▸ **What you should do**: Return every line below as is, leaving out the pictures.

** START Task inputs **

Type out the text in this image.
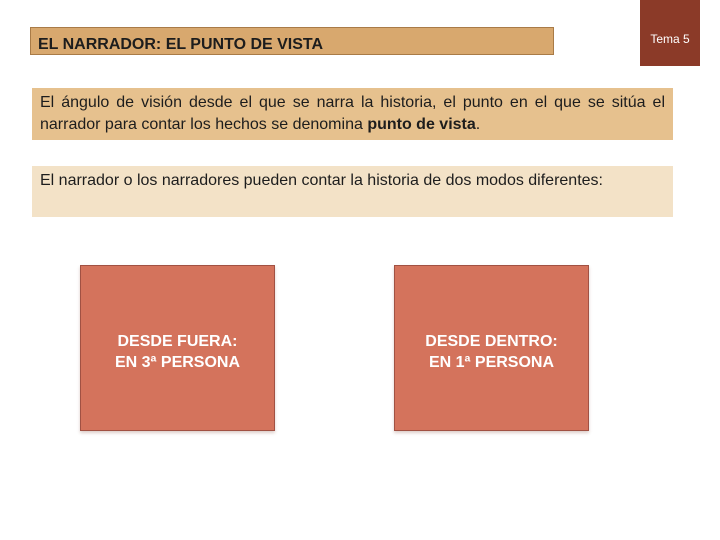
EL NARRADOR: EL PUNTO DE VISTA	Tema 5
El ángulo de visión desde el que se narra la historia, el punto en el que se sitúa el narrador para contar los hechos se denomina punto de vista.
El narrador o los narradores pueden contar la historia de dos modos diferentes:
DESDE FUERA:
EN 3ª PERSONA
DESDE DENTRO:
EN 1ª PERSONA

** END Task inputs **

▸ **Expected output**:
Type out the text in this image.
EL NARRADOR: EL PUNTO DE VISTA	Tema 5
El ángulo de visión desde el que se narra la historia, el punto en el que se sitúa el narrador para contar los hechos se denomina punto de vista.
El narrador o los narradores pueden contar la historia de dos modos diferentes:
DESDE FUERA:
EN 3ª PERSONA
DESDE DENTRO:
EN 1ª PERSONA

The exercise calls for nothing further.